* _Extracted information_:
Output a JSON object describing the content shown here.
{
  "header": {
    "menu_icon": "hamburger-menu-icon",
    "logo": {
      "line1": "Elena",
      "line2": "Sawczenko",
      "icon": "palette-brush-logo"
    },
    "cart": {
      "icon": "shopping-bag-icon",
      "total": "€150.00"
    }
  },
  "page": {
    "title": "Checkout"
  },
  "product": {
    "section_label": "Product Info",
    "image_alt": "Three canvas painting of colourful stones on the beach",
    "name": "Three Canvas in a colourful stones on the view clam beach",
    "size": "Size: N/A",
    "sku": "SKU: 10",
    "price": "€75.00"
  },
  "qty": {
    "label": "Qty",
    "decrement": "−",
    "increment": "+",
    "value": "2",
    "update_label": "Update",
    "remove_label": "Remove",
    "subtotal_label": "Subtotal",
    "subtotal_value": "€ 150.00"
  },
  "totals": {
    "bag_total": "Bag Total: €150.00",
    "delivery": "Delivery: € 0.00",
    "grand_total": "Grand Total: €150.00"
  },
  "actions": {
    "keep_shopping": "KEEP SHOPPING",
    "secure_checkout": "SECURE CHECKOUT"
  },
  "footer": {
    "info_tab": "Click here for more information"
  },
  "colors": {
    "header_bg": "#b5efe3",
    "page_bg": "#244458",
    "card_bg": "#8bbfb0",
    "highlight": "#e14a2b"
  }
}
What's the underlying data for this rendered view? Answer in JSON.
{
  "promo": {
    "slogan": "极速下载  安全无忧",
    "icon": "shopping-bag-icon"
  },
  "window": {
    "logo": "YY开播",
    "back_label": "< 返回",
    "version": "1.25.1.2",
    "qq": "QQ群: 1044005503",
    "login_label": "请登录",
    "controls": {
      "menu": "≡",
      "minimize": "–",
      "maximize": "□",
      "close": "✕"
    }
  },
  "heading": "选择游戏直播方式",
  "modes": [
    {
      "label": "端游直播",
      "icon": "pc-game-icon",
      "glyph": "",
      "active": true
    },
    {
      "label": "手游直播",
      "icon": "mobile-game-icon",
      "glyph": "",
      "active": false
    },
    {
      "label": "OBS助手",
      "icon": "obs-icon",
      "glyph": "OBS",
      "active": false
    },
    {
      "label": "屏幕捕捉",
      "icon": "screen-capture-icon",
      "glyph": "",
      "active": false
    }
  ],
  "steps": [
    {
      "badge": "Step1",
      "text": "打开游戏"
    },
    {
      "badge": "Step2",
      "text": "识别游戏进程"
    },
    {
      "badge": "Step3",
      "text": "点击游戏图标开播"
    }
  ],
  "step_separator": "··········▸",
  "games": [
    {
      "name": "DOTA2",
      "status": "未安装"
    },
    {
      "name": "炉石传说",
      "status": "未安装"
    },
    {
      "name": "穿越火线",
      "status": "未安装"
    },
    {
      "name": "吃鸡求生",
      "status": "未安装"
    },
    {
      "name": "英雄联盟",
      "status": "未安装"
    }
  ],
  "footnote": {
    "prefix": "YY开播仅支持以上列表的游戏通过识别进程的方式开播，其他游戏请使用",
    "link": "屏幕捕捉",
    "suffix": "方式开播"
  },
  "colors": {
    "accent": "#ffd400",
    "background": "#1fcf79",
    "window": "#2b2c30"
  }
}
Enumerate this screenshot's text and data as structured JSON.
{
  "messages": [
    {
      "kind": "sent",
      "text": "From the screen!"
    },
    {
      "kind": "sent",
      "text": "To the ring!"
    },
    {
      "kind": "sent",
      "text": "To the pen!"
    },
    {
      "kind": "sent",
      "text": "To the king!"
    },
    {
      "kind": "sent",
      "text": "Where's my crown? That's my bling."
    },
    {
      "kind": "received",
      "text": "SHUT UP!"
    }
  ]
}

* _Exercise aim_:
Return the lines from the line containing "Enumerate this screenshot's" to the end of the entries above, exactly as they appear and with no other output.

* _Right answer_:
Enumerate this screenshot's text and data as structured JSON.
{
  "messages": [
    {
      "kind": "sent",
      "text": "From the screen!"
    },
    {
      "kind": "sent",
      "text": "To the ring!"
    },
    {
      "kind": "sent",
      "text": "To the pen!"
    },
    {
      "kind": "sent",
      "text": "To the king!"
    },
    {
      "kind": "sent",
      "text": "Where's my crown? That's my bling."
    },
    {
      "kind": "received",
      "text": "SHUT UP!"
    }
  ]
}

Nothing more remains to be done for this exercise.